▶ _Short problem_
Write out all of the lines below exactly as they appear, leaving the pictures out of your answer.
### Data for this exercise ###
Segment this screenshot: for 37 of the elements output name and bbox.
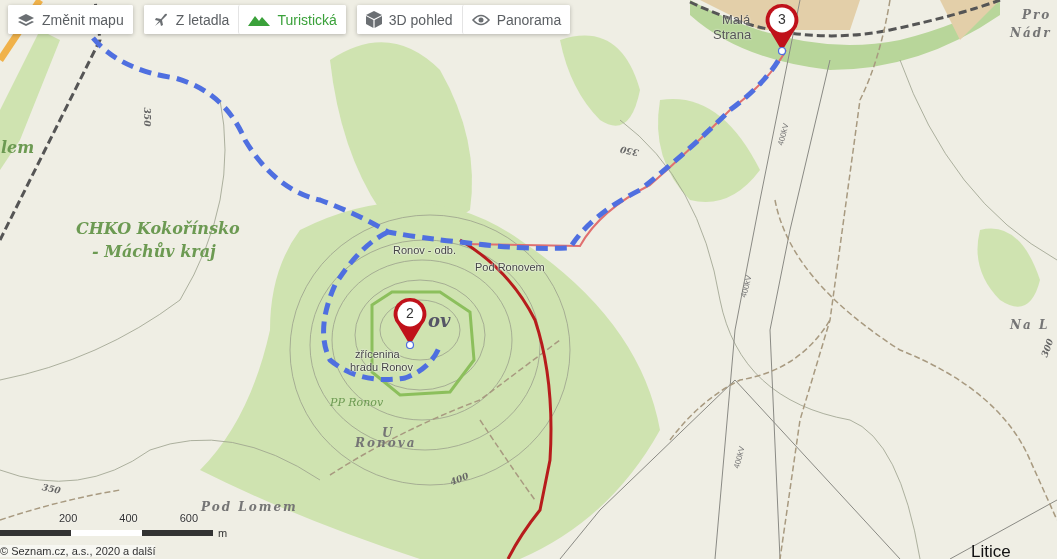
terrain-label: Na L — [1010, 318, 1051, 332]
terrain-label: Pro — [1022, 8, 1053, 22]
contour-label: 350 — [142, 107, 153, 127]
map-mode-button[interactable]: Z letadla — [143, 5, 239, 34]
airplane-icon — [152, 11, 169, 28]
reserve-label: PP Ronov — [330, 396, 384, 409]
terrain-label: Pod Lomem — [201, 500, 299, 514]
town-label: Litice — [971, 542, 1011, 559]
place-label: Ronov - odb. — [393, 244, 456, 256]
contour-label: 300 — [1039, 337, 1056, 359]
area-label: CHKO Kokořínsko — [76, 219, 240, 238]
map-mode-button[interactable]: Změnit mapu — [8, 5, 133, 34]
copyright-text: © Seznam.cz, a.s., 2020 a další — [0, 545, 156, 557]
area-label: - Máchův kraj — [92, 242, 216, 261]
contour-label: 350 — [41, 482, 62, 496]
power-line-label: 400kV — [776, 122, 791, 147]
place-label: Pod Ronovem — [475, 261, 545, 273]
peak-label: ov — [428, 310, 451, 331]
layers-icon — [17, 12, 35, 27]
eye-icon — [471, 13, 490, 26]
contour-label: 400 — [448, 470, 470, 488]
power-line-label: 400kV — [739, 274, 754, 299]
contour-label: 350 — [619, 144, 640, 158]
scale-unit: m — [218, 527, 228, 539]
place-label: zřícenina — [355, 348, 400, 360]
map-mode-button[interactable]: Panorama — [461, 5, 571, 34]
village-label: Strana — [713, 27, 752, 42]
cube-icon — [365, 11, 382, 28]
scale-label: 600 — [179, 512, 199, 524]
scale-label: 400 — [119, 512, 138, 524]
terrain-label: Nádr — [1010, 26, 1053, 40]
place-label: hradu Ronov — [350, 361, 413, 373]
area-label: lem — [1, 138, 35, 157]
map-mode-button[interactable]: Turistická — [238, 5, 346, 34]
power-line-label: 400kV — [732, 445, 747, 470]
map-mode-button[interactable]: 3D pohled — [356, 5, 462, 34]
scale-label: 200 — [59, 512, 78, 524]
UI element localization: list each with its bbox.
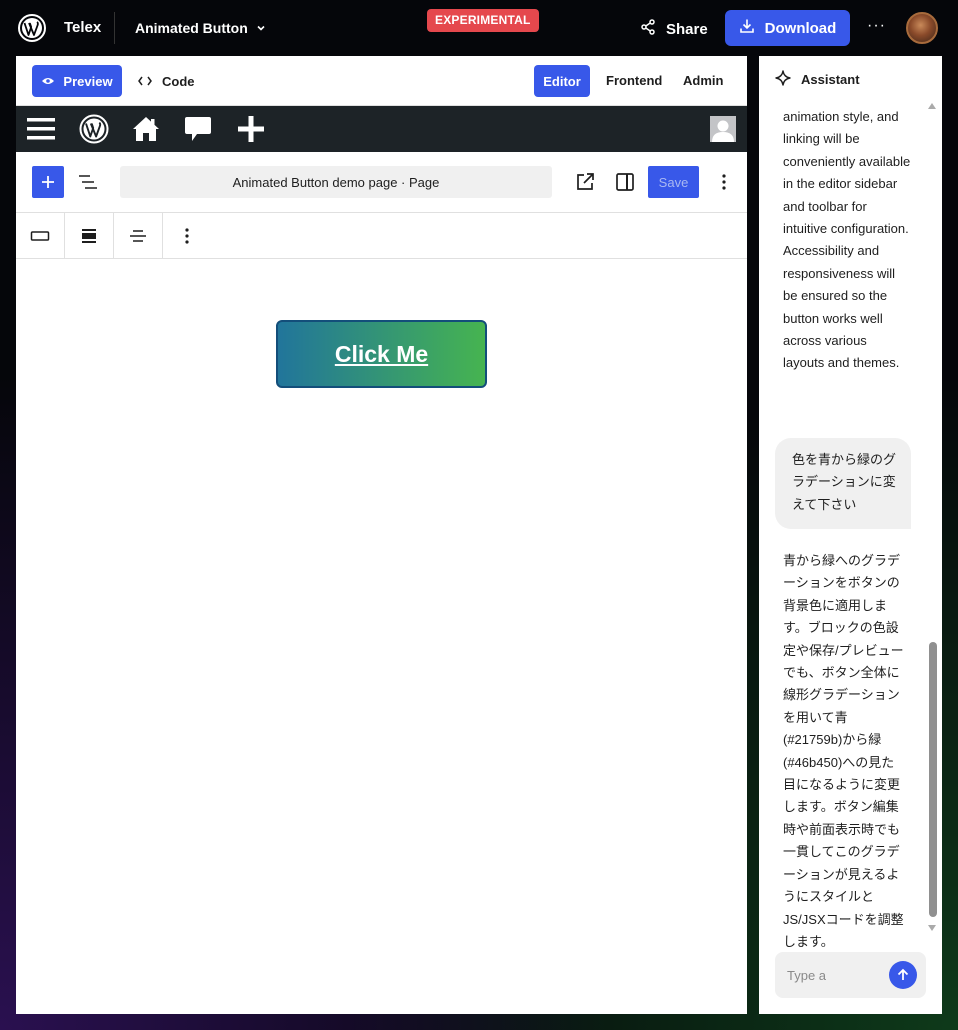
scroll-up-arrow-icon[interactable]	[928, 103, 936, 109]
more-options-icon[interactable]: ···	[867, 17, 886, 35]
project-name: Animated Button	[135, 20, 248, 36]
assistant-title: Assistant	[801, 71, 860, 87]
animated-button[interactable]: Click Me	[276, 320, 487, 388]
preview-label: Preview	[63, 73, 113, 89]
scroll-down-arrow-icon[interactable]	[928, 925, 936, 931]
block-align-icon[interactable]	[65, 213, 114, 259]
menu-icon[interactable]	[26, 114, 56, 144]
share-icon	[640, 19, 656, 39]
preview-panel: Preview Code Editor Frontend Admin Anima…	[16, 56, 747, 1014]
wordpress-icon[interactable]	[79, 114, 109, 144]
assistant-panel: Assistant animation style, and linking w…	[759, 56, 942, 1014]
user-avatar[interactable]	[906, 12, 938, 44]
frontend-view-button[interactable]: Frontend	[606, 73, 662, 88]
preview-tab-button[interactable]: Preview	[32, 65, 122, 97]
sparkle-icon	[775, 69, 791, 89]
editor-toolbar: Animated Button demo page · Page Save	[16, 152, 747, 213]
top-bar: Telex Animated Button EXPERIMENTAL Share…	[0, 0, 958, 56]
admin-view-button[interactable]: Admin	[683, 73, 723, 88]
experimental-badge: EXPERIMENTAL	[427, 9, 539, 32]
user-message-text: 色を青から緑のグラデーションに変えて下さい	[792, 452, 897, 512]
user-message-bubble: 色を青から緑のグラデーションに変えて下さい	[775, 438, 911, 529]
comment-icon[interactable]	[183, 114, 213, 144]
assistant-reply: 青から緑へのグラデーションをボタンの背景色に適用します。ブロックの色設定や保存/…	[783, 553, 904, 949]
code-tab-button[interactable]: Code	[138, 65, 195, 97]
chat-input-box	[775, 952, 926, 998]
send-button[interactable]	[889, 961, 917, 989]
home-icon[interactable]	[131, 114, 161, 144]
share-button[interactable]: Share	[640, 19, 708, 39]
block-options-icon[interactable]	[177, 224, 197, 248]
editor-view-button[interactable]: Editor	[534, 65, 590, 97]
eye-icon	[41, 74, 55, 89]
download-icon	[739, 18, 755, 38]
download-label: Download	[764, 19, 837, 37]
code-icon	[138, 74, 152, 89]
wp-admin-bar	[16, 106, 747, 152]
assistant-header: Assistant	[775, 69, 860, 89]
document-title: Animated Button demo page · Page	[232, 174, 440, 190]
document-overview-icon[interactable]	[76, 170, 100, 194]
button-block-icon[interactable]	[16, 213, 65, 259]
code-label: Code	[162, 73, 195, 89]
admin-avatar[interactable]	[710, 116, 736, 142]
###
▶ _Expected output_
Segment this screenshot: for 37 of the elements output name and bbox.
terrain-label: Na L — [1010, 318, 1051, 332]
terrain-label: Pro — [1022, 8, 1053, 22]
contour-label: 350 — [142, 107, 153, 127]
map-mode-button[interactable]: Z letadla — [143, 5, 239, 34]
airplane-icon — [152, 11, 169, 28]
reserve-label: PP Ronov — [330, 396, 384, 409]
terrain-label: Pod Lomem — [201, 500, 299, 514]
town-label: Litice — [971, 542, 1011, 559]
place-label: Ronov - odb. — [393, 244, 456, 256]
contour-label: 300 — [1039, 337, 1056, 359]
area-label: CHKO Kokořínsko — [76, 219, 240, 238]
map-mode-button[interactable]: Změnit mapu — [8, 5, 133, 34]
copyright-text: © Seznam.cz, a.s., 2020 a další — [0, 545, 156, 557]
area-label: - Máchův kraj — [92, 242, 216, 261]
contour-label: 350 — [41, 482, 62, 496]
power-line-label: 400kV — [776, 122, 791, 147]
place-label: Pod Ronovem — [475, 261, 545, 273]
peak-label: ov — [428, 310, 451, 331]
layers-icon — [17, 12, 35, 27]
eye-icon — [471, 13, 490, 26]
contour-label: 400 — [448, 470, 470, 488]
power-line-label: 400kV — [739, 274, 754, 299]
contour-label: 350 — [619, 144, 640, 158]
scale-unit: m — [218, 527, 228, 539]
place-label: zřícenina — [355, 348, 400, 360]
map-mode-button[interactable]: Panorama — [461, 5, 571, 34]
village-label: Strana — [713, 27, 752, 42]
cube-icon — [365, 11, 382, 28]
scale-label: 600 — [179, 512, 199, 524]
scale-label: 400 — [119, 512, 138, 524]
terrain-label: Nádr — [1010, 26, 1053, 40]
place-label: hradu Ronov — [350, 361, 413, 373]
area-label: lem — [1, 138, 35, 157]
map-mode-button[interactable]: Turistická — [238, 5, 346, 34]
power-line-label: 400kV — [732, 445, 747, 470]
map-mode-button[interactable]: 3D pohled — [356, 5, 462, 34]
scale-label: 200 — [59, 512, 78, 524]
UI element localization: list each with its bbox.
scroll-up-arrow-icon[interactable]	[928, 103, 936, 109]
more-options-icon[interactable]: ···	[867, 17, 886, 35]
project-name: Animated Button	[135, 20, 248, 36]
assistant-title: Assistant	[801, 71, 860, 87]
animated-button[interactable]: Click Me	[276, 320, 487, 388]
preview-label: Preview	[63, 73, 113, 89]
scroll-down-arrow-icon[interactable]	[928, 925, 936, 931]
block-align-icon[interactable]	[65, 213, 114, 259]
menu-icon[interactable]	[26, 114, 56, 144]
share-icon	[640, 19, 656, 39]
preview-panel: Preview Code Editor Frontend Admin Anima…	[16, 56, 747, 1014]
wordpress-icon[interactable]	[79, 114, 109, 144]
assistant-panel: Assistant animation style, and linking w…	[759, 56, 942, 1014]
user-avatar[interactable]	[906, 12, 938, 44]
frontend-view-button[interactable]: Frontend	[606, 73, 662, 88]
preview-tab-button[interactable]: Preview	[32, 65, 122, 97]
sparkle-icon	[775, 69, 791, 89]
editor-toolbar: Animated Button demo page · Page Save	[16, 152, 747, 213]
top-bar: Telex Animated Button EXPERIMENTAL Share…	[0, 0, 958, 56]
admin-view-button[interactable]: Admin	[683, 73, 723, 88]
experimental-badge: EXPERIMENTAL	[427, 9, 539, 32]
user-message-text: 色を青から緑のグラデーションに変えて下さい	[792, 452, 897, 512]
user-message-bubble: 色を青から緑のグラデーションに変えて下さい	[775, 438, 911, 529]
comment-icon[interactable]	[183, 114, 213, 144]
assistant-reply: 青から緑へのグラデーションをボタンの背景色に適用します。ブロックの色設定や保存/…	[783, 553, 904, 949]
code-tab-button[interactable]: Code	[138, 65, 195, 97]
chat-input-box	[775, 952, 926, 998]
send-button[interactable]	[889, 961, 917, 989]
home-icon[interactable]	[131, 114, 161, 144]
share-button[interactable]: Share	[640, 19, 708, 39]
block-options-icon[interactable]	[177, 224, 197, 248]
editor-view-button[interactable]: Editor	[534, 65, 590, 97]
eye-icon	[41, 74, 55, 89]
download-icon	[739, 18, 755, 38]
download-label: Download	[764, 19, 837, 37]
code-icon	[138, 74, 152, 89]
wp-admin-bar	[16, 106, 747, 152]
assistant-header: Assistant	[775, 69, 860, 89]
document-title: Animated Button demo page · Page	[232, 174, 440, 190]
document-overview-icon[interactable]	[76, 170, 100, 194]
button-block-icon[interactable]	[16, 213, 65, 259]
code-label: Code	[162, 73, 195, 89]
admin-avatar[interactable]	[710, 116, 736, 142]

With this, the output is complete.